* DESCRIPTION OF THE TASK *
In the passage on MEWP classifications, what style of MEWP is a scissor lift classified as?

* SOURCE PASSAGE *
*-*-*

Furthermore, these classes are then divided into types:
- Type 1: machines that travel only in the stowed position
- Type 2: machines that can travel while elevated but is operated from the chassis
- Type 3: machines that can travel while elevated but is operated from the platform
Example 1: a tracked aerial lift like a CMC lift is classified as a 1B style MEWP because it can only travel in the stowed position (1), and the platform extends out past the tipping line (B).
Example 2: a scissor lift is classified as a 3A style MEWP because it can travel while elevated from the platform (3), and the platform only moves vertically, staying inside the tipping line (A).
For a full breakdown of MEWP classifications, please visit IPAF’s Categories page to learn more.
With these new classifications, MEWP owners and operators have requirements and responsibility to properly train and educate their employees. Rental companies and dealers will need to support the new standards by updating their training procedures and onboarding guides, as well as offer familiarization to all customers who rent their MEWP.

*-*-*

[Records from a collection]
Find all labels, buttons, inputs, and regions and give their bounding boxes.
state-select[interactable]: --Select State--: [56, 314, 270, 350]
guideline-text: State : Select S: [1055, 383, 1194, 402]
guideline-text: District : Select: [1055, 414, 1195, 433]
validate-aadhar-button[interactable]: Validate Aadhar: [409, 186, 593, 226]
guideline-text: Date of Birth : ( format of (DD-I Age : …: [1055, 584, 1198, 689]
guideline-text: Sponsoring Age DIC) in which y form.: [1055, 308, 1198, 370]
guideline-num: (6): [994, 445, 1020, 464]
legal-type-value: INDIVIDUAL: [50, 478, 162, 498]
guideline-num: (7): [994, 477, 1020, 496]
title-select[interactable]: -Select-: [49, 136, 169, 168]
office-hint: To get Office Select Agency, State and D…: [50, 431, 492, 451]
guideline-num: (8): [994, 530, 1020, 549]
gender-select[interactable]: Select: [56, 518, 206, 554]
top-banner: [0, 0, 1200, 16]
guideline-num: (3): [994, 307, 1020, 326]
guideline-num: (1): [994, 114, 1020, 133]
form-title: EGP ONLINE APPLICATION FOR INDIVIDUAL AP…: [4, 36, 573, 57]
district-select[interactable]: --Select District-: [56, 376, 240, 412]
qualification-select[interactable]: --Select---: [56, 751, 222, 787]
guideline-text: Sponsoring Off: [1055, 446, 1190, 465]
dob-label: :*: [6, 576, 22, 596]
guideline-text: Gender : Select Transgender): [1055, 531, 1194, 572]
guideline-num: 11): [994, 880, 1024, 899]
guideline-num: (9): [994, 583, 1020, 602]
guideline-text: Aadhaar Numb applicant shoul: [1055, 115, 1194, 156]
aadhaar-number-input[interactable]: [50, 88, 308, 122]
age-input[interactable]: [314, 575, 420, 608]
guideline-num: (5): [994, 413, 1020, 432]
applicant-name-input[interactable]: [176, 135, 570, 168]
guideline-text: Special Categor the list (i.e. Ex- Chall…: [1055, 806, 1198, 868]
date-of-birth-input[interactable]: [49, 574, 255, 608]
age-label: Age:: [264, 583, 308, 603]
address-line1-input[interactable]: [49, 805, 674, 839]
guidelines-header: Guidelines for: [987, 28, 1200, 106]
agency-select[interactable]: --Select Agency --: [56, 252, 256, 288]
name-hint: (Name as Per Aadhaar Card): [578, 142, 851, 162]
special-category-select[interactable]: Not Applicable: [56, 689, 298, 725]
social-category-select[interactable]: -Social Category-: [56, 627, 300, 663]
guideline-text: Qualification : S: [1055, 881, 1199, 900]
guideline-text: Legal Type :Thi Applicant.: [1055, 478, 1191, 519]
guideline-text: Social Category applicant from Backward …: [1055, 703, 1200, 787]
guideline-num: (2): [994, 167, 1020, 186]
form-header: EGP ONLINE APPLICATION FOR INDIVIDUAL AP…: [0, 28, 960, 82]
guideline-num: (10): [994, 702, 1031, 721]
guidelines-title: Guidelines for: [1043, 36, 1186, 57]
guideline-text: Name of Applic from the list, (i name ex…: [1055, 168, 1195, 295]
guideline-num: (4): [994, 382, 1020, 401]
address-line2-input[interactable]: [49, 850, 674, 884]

*-*-*

* RESPONSE *
A scissor lift is classified as a 3A style MEWP.